*WORK TO DO*: Where a line contains the word "области", copy that line.

——————

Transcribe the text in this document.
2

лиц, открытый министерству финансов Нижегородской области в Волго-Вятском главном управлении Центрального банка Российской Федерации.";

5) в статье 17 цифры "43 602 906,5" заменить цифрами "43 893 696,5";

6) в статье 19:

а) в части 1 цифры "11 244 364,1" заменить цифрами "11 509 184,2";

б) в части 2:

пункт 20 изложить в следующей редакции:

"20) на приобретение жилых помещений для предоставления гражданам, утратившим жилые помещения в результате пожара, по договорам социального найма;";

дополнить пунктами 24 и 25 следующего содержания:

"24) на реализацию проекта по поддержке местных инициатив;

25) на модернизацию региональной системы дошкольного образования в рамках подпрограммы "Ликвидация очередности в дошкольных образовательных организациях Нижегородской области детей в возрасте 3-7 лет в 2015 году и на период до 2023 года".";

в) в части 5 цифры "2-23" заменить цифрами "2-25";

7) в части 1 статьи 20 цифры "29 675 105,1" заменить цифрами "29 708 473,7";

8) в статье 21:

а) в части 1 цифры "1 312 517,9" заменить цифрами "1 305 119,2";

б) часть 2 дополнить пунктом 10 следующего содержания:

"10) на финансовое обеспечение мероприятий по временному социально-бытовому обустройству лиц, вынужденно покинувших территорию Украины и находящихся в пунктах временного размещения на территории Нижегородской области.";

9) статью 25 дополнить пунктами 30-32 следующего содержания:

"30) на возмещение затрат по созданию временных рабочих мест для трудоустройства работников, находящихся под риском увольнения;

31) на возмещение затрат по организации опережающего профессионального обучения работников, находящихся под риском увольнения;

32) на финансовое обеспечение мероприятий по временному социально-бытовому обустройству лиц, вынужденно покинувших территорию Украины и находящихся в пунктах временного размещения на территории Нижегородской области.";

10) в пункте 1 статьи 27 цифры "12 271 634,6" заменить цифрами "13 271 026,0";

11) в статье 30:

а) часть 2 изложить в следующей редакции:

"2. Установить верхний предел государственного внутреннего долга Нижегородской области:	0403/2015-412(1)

——————

*COMPLETE RESPONSE*:
лиц, открытый министерству финансов Нижегородской области в Волго-Вятском главном управлении Центрального банка Российской Федерации.";
25) на модернизацию региональной системы дошкольного образования в рамках подпрограммы "Ликвидация очередности в дошкольных образовательных организациях Нижегородской области детей в возрасте 3-7 лет в 2015 году и на период до 2023 года".";
"10) на финансовое обеспечение мероприятий по временному социально-бытовому обустройству лиц, вынужденно покинувших территорию Украины и находящихся в пунктах временного размещения на территории Нижегородской области.";
32) на финансовое обеспечение мероприятий по временному социально-бытовому обустройству лиц, вынужденно покинувших территорию Украины и находящихся в пунктах временного размещения на территории Нижегородской области.";
"2. Установить верхний предел государственного внутреннего долга Нижегородской области:	0403/2015-412(1)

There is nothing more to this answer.